## Short task
Reproduce the following records exactly from the line containing "Read this page and output its text content." onward, ending with the last line and including it.
┄┄┄┄┄┄
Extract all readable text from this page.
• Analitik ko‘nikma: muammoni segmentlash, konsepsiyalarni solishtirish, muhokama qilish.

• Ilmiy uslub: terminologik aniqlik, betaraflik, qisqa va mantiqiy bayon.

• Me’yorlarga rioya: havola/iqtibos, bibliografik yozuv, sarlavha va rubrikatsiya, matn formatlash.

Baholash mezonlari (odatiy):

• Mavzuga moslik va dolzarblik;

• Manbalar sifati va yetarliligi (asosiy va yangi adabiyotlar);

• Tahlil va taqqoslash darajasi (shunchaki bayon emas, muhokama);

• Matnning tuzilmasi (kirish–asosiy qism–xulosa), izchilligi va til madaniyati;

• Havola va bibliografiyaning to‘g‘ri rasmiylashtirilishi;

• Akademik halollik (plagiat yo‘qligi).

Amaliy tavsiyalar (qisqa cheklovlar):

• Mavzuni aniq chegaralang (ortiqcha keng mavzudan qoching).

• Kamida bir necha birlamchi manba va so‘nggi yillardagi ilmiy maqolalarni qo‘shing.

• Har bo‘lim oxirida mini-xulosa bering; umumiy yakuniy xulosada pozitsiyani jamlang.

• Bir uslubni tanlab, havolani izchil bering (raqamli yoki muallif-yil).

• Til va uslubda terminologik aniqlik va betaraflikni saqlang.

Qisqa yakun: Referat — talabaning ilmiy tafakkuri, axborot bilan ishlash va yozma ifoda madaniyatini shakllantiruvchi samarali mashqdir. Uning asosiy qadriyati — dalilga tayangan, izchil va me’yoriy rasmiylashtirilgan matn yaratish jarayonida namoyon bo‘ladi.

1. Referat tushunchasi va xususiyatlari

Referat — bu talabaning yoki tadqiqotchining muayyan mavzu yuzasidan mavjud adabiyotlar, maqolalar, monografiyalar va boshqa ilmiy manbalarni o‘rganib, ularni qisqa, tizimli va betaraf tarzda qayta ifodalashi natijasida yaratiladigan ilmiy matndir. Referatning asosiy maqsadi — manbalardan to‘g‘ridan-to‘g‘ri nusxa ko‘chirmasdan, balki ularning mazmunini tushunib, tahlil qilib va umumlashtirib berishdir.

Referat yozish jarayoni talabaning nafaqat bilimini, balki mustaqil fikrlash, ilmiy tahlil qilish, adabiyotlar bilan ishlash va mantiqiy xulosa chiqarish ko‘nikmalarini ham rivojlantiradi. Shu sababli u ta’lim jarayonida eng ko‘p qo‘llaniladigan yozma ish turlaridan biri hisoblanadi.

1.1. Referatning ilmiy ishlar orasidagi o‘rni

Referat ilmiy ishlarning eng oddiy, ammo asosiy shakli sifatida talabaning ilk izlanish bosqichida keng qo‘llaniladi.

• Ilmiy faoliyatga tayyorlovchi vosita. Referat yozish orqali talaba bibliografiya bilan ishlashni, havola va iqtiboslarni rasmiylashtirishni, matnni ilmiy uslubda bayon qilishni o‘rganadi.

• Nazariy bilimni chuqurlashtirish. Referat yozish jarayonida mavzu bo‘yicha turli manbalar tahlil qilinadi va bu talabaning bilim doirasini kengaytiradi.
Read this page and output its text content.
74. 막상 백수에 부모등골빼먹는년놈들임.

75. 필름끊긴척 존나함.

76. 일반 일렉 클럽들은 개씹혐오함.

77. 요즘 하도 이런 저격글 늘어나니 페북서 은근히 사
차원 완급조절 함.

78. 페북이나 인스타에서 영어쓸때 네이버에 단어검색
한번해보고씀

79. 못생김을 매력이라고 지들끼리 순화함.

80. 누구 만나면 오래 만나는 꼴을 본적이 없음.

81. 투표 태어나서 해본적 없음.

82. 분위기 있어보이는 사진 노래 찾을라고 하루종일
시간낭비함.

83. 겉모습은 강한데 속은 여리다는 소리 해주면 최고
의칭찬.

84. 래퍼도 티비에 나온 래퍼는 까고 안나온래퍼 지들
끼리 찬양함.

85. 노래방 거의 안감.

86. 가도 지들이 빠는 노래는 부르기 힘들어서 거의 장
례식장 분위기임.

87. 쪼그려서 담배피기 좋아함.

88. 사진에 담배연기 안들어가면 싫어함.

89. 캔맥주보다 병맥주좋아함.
┄┄┄┄┄┄
## Correct output
Read this page and output its text content.
74. 막상 백수에 부모등골빼먹는년놈들임.

75. 필름끊긴척 존나함.

76. 일반 일렉 클럽들은 개씹혐오함.

77. 요즘 하도 이런 저격글 늘어나니 페북서 은근히 사
차원 완급조절 함.

78. 페북이나 인스타에서 영어쓸때 네이버에 단어검색
한번해보고씀

79. 못생김을 매력이라고 지들끼리 순화함.

80. 누구 만나면 오래 만나는 꼴을 본적이 없음.

81. 투표 태어나서 해본적 없음.

82. 분위기 있어보이는 사진 노래 찾을라고 하루종일
시간낭비함.

83. 겉모습은 강한데 속은 여리다는 소리 해주면 최고
의칭찬.

84. 래퍼도 티비에 나온 래퍼는 까고 안나온래퍼 지들
끼리 찬양함.

85. 노래방 거의 안감.

86. 가도 지들이 빠는 노래는 부르기 힘들어서 거의 장
례식장 분위기임.

87. 쪼그려서 담배피기 좋아함.

88. 사진에 담배연기 안들어가면 싫어함.

89. 캔맥주보다 병맥주좋아함.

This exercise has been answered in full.